PROBLEM DETAILS. Can you output the records below exactly as they are written?

RAW DATA.
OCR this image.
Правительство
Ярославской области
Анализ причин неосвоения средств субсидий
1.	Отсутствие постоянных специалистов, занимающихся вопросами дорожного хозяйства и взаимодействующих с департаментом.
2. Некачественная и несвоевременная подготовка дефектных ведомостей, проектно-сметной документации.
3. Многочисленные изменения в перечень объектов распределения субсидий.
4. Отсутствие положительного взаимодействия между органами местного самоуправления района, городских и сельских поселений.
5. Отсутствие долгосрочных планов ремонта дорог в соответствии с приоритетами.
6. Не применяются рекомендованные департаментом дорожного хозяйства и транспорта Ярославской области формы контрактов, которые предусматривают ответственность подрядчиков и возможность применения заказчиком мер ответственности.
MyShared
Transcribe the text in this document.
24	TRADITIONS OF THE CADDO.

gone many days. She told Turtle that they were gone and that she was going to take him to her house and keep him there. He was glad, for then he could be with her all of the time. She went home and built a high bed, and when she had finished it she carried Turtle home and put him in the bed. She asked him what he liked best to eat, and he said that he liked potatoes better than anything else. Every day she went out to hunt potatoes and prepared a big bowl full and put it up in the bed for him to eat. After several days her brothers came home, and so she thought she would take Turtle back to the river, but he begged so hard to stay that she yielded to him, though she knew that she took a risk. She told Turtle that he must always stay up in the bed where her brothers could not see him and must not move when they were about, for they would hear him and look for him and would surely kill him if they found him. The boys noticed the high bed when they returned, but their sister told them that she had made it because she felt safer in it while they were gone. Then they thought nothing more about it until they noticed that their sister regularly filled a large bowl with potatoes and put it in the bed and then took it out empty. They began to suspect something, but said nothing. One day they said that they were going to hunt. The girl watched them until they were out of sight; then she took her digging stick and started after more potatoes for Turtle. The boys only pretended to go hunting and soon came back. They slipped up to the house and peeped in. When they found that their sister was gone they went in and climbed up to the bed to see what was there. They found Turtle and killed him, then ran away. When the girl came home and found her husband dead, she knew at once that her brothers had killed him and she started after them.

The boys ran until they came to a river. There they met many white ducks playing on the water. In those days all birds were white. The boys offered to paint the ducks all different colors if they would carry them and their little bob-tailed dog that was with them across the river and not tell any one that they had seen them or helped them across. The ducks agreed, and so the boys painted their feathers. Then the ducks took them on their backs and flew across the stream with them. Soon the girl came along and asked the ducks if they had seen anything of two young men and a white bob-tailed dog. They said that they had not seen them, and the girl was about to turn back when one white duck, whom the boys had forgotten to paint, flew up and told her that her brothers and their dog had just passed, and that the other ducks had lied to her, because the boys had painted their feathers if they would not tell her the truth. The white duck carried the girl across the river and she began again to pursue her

RESPONSE BELOW.
OCR this image.
Правительство
Ярославской области
Анализ причин неосвоения средств субсидий
1.	Отсутствие постоянных специалистов, занимающихся вопросами дорожного хозяйства и взаимодействующих с департаментом.
2. Некачественная и несвоевременная подготовка дефектных ведомостей, проектно-сметной документации.
3. Многочисленные изменения в перечень объектов распределения субсидий.
4. Отсутствие положительного взаимодействия между органами местного самоуправления района, городских и сельских поселений.
5. Отсутствие долгосрочных планов ремонта дорог в соответствии с приоритетами.
6. Не применяются рекомендованные департаментом дорожного хозяйства и транспорта Ярославской области формы контрактов, которые предусматривают ответственность подрядчиков и возможность применения заказчиком мер ответственности.
MyShared
Transcribe the text in this document.
24	TRADITIONS OF THE CADDO.

gone many days. She told Turtle that they were gone and that she was going to take him to her house and keep him there. He was glad, for then he could be with her all of the time. She went home and built a high bed, and when she had finished it she carried Turtle home and put him in the bed. She asked him what he liked best to eat, and he said that he liked potatoes better than anything else. Every day she went out to hunt potatoes and prepared a big bowl full and put it up in the bed for him to eat. After several days her brothers came home, and so she thought she would take Turtle back to the river, but he begged so hard to stay that she yielded to him, though she knew that she took a risk. She told Turtle that he must always stay up in the bed where her brothers could not see him and must not move when they were about, for they would hear him and look for him and would surely kill him if they found him. The boys noticed the high bed when they returned, but their sister told them that she had made it because she felt safer in it while they were gone. Then they thought nothing more about it until they noticed that their sister regularly filled a large bowl with potatoes and put it in the bed and then took it out empty. They began to suspect something, but said nothing. One day they said that they were going to hunt. The girl watched them until they were out of sight; then she took her digging stick and started after more potatoes for Turtle. The boys only pretended to go hunting and soon came back. They slipped up to the house and peeped in. When they found that their sister was gone they went in and climbed up to the bed to see what was there. They found Turtle and killed him, then ran away. When the girl came home and found her husband dead, she knew at once that her brothers had killed him and she started after them.

The boys ran until they came to a river. There they met many white ducks playing on the water. In those days all birds were white. The boys offered to paint the ducks all different colors if they would carry them and their little bob-tailed dog that was with them across the river and not tell any one that they had seen them or helped them across. The ducks agreed, and so the boys painted their feathers. Then the ducks took them on their backs and flew across the stream with them. Soon the girl came along and asked the ducks if they had seen anything of two young men and a white bob-tailed dog. They said that they had not seen them, and the girl was about to turn back when one white duck, whom the boys had forgotten to paint, flew up and told her that her brothers and their dog had just passed, and that the other ducks had lied to her, because the boys had painted their feathers if they would not tell her the truth. The white duck carried the girl across the river and she began again to pursue her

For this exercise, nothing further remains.